Supplied information:
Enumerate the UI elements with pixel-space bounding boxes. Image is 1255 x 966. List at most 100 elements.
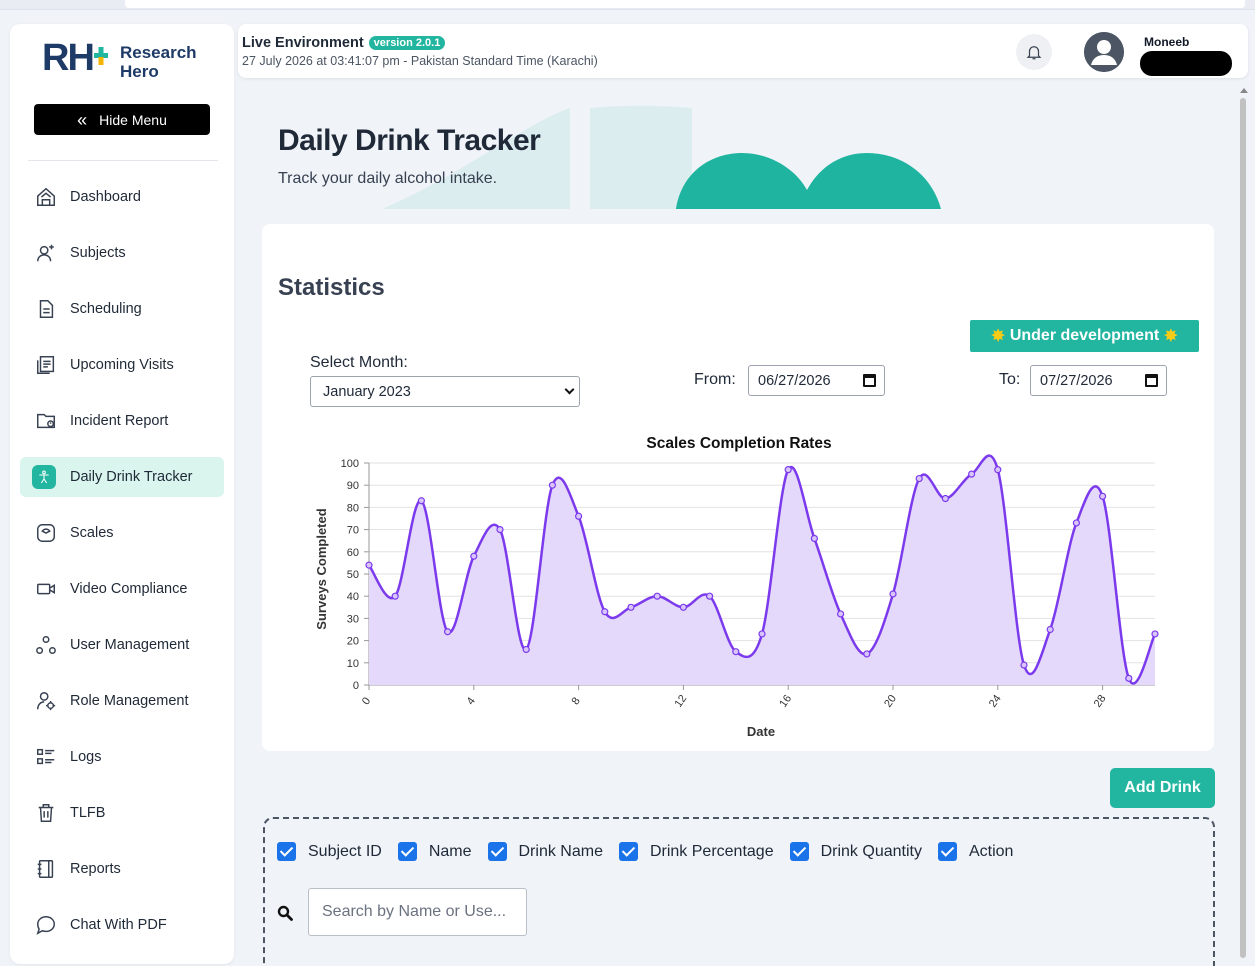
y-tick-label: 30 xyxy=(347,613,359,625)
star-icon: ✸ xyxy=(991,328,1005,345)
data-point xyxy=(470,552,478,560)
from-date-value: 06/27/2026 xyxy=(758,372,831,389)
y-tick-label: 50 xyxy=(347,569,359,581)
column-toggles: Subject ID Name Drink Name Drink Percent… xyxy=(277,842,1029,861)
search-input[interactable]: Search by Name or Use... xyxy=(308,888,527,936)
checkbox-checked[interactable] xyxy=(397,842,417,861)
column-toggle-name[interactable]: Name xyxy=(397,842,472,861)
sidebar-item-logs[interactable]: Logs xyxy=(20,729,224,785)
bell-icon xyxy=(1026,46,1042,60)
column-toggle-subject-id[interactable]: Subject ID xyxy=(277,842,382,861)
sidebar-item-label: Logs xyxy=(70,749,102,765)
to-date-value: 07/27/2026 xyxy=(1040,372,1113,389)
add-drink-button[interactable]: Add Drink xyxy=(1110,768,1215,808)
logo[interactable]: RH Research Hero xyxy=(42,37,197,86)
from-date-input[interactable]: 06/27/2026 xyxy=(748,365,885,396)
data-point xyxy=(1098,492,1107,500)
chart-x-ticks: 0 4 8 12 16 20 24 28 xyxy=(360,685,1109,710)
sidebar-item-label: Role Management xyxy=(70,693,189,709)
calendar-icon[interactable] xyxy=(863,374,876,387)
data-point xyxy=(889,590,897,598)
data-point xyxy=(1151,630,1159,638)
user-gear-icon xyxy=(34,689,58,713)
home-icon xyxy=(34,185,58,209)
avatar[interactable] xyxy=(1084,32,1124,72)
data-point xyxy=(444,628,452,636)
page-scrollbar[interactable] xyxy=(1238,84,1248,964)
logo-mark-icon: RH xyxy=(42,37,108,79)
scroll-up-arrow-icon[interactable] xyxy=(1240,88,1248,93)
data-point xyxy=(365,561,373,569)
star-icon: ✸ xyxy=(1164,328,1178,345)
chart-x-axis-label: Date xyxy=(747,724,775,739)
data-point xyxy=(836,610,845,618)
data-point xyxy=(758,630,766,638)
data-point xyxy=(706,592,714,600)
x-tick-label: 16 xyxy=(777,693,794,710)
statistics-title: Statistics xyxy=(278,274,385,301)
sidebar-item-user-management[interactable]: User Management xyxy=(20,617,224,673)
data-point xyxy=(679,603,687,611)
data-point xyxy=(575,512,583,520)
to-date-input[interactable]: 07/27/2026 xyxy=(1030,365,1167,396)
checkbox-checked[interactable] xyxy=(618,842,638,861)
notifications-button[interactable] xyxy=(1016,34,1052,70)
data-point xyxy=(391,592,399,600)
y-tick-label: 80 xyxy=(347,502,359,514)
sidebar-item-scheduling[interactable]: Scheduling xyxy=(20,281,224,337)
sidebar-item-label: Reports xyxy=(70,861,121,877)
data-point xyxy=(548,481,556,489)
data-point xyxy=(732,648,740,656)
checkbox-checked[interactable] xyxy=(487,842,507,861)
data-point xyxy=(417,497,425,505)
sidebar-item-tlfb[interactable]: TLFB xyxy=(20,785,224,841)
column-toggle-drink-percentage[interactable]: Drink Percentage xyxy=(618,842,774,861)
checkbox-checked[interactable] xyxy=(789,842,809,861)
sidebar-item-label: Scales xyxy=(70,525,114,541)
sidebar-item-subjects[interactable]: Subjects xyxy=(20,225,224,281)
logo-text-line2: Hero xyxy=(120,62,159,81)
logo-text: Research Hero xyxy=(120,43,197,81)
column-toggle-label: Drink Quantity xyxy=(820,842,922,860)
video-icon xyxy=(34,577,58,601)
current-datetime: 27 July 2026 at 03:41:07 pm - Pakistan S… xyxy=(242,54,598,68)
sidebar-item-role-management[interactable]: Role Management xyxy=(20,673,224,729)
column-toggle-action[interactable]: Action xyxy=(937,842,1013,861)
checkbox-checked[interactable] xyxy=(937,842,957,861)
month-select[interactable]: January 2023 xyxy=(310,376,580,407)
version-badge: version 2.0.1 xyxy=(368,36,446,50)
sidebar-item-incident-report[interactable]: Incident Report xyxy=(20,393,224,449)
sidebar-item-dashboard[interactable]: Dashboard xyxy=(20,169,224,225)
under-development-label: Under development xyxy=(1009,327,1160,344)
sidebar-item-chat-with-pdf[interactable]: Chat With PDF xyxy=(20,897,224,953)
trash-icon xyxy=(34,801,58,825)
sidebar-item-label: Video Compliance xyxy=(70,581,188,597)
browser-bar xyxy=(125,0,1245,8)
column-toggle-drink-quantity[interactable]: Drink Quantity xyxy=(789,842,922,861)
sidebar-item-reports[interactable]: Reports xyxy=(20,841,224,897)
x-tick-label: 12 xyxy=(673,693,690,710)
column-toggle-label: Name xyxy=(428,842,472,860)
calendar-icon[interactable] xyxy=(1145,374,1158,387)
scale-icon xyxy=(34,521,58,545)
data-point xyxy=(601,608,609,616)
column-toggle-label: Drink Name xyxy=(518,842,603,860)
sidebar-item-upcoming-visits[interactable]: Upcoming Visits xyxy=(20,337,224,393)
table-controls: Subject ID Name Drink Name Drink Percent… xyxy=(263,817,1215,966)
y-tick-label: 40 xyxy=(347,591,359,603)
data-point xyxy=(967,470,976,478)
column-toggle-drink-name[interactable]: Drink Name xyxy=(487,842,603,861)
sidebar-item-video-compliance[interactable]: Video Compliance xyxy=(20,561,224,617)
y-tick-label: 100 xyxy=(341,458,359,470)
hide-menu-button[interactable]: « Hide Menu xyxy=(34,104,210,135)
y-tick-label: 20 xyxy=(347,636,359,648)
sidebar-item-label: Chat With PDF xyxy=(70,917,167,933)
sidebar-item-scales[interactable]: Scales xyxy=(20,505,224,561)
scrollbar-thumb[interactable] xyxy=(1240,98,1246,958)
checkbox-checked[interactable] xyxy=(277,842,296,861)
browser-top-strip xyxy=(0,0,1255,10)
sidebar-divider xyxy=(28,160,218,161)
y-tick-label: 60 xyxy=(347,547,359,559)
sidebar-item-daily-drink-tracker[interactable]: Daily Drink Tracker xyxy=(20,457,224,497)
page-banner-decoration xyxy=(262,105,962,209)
==
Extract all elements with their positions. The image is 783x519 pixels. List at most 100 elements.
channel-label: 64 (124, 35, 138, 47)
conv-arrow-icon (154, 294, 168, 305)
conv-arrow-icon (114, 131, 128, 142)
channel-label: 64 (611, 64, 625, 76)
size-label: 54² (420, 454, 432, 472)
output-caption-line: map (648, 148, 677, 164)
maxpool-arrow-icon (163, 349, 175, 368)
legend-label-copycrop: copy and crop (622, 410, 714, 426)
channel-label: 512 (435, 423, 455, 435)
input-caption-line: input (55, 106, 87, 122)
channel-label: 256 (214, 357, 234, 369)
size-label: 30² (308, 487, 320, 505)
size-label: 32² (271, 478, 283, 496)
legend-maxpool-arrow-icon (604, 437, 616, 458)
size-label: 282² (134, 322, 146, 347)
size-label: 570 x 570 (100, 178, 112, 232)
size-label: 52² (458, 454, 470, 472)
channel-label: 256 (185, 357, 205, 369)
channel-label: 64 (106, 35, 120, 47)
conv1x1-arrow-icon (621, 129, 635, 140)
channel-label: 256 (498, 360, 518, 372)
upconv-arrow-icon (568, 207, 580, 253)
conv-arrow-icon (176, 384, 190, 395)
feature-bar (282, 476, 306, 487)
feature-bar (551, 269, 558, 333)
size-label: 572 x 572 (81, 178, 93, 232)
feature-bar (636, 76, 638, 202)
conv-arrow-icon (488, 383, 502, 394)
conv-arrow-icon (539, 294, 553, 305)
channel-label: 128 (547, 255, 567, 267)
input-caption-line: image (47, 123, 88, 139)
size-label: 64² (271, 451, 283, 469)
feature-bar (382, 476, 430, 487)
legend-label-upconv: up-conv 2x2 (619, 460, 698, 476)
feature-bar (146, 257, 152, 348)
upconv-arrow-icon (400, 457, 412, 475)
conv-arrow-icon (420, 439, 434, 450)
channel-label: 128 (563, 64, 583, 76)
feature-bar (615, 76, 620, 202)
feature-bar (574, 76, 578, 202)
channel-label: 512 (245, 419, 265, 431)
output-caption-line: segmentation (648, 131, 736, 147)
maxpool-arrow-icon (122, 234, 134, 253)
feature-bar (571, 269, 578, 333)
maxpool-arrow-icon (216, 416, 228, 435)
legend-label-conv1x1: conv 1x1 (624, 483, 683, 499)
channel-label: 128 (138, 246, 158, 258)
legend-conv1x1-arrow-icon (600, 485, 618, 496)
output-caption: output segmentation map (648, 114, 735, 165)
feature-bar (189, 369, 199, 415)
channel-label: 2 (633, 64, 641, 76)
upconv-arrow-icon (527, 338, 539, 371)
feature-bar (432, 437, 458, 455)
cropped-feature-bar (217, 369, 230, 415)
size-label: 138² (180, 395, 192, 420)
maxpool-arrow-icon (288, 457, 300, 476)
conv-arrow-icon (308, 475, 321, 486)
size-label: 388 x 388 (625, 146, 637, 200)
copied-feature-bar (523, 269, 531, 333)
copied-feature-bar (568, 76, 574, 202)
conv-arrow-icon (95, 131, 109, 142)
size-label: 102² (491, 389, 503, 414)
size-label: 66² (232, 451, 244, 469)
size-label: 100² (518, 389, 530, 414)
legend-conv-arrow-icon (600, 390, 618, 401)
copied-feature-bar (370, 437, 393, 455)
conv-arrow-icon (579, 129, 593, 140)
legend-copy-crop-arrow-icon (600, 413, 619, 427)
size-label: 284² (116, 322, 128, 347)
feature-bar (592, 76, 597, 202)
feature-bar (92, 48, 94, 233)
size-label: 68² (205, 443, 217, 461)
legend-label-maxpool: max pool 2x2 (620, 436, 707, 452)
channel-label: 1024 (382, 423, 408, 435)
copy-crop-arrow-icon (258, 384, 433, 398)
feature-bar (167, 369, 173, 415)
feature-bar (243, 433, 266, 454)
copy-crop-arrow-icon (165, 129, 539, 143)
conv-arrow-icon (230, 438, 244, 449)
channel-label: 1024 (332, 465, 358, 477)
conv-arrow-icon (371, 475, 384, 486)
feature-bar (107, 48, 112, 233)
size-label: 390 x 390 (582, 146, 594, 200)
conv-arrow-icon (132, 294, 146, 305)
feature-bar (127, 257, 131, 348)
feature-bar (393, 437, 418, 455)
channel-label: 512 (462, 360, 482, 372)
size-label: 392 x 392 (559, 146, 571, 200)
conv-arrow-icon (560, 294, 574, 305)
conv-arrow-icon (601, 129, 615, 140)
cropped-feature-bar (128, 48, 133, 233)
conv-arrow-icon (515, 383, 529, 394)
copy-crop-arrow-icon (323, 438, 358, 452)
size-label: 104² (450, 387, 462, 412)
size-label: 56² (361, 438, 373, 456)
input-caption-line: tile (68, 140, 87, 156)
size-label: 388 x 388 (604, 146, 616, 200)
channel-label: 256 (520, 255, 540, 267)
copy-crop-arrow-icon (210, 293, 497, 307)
==
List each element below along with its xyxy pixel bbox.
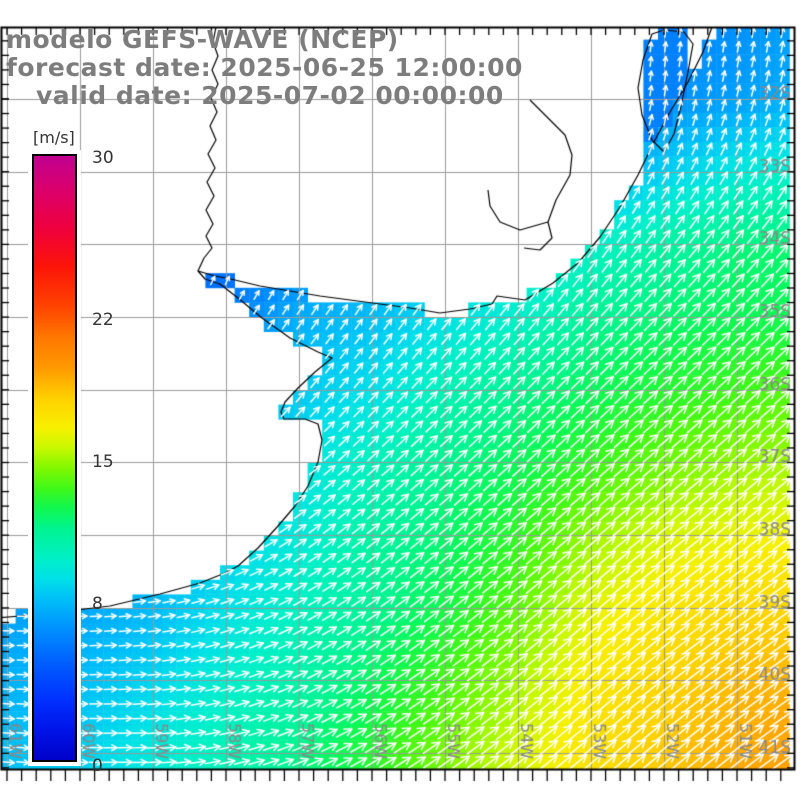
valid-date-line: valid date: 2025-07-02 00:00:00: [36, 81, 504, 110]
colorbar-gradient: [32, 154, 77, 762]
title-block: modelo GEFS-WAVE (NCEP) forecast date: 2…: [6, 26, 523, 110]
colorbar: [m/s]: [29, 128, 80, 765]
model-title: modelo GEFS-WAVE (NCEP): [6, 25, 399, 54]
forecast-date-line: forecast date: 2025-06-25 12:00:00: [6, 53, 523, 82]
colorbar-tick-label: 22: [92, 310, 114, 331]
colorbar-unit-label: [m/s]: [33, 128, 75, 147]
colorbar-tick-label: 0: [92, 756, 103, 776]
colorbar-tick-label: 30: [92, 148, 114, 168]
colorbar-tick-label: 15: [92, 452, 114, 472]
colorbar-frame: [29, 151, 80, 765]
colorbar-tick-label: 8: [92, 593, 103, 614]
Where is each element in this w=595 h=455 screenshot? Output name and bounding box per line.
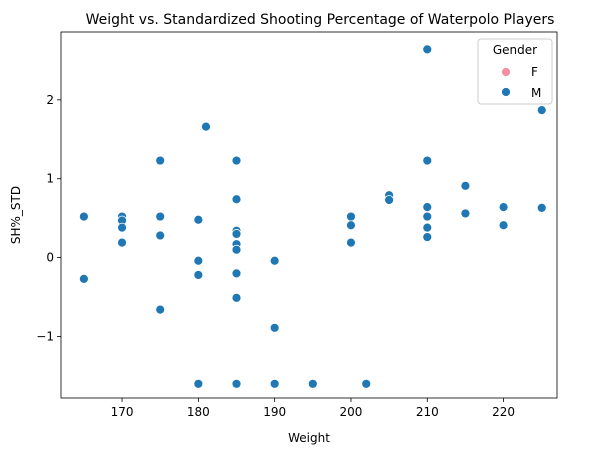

What you need to do:
Please copy the records starting with the line that contains "Extract all elements" and going on through the line that contains "maxpool-arrow-icon (216, 416, 228, 435)", substituting "feature-block" for each occurrence of "feature-bar" and changing nothing else.

Exercise response:
Extract all elements with their positions. The image is 783x519 pixels. List at most 100 elements.
channel-label: 64 (124, 35, 138, 47)
conv-arrow-icon (154, 294, 168, 305)
conv-arrow-icon (114, 131, 128, 142)
channel-label: 64 (611, 64, 625, 76)
size-label: 54² (420, 454, 432, 472)
output-caption-line: map (648, 148, 677, 164)
maxpool-arrow-icon (163, 349, 175, 368)
legend-label-copycrop: copy and crop (622, 410, 714, 426)
channel-label: 512 (435, 423, 455, 435)
input-caption-line: input (55, 106, 87, 122)
channel-label: 256 (214, 357, 234, 369)
size-label: 30² (308, 487, 320, 505)
size-label: 32² (271, 478, 283, 496)
legend-maxpool-arrow-icon (604, 437, 616, 458)
size-label: 282² (134, 322, 146, 347)
size-label: 570 x 570 (100, 178, 112, 232)
size-label: 52² (458, 454, 470, 472)
channel-label: 256 (185, 357, 205, 369)
channel-label: 64 (106, 35, 120, 47)
conv1x1-arrow-icon (621, 129, 635, 140)
channel-label: 256 (498, 360, 518, 372)
upconv-arrow-icon (568, 207, 580, 253)
conv-arrow-icon (176, 384, 190, 395)
feature-block (282, 476, 306, 487)
feature-block (551, 269, 558, 333)
size-label: 572 x 572 (81, 178, 93, 232)
feature-block (636, 76, 638, 202)
conv-arrow-icon (488, 383, 502, 394)
conv-arrow-icon (539, 294, 553, 305)
channel-label: 128 (547, 255, 567, 267)
input-caption-line: image (47, 123, 88, 139)
size-label: 64² (271, 451, 283, 469)
feature-block (382, 476, 430, 487)
legend-label-upconv: up-conv 2x2 (619, 460, 698, 476)
feature-block (146, 257, 152, 348)
upconv-arrow-icon (400, 457, 412, 475)
conv-arrow-icon (420, 439, 434, 450)
channel-label: 128 (563, 64, 583, 76)
feature-block (615, 76, 620, 202)
feature-block (574, 76, 578, 202)
channel-label: 512 (245, 419, 265, 431)
output-caption-line: segmentation (648, 131, 736, 147)
maxpool-arrow-icon (122, 234, 134, 253)
feature-block (571, 269, 578, 333)
maxpool-arrow-icon (216, 416, 228, 435)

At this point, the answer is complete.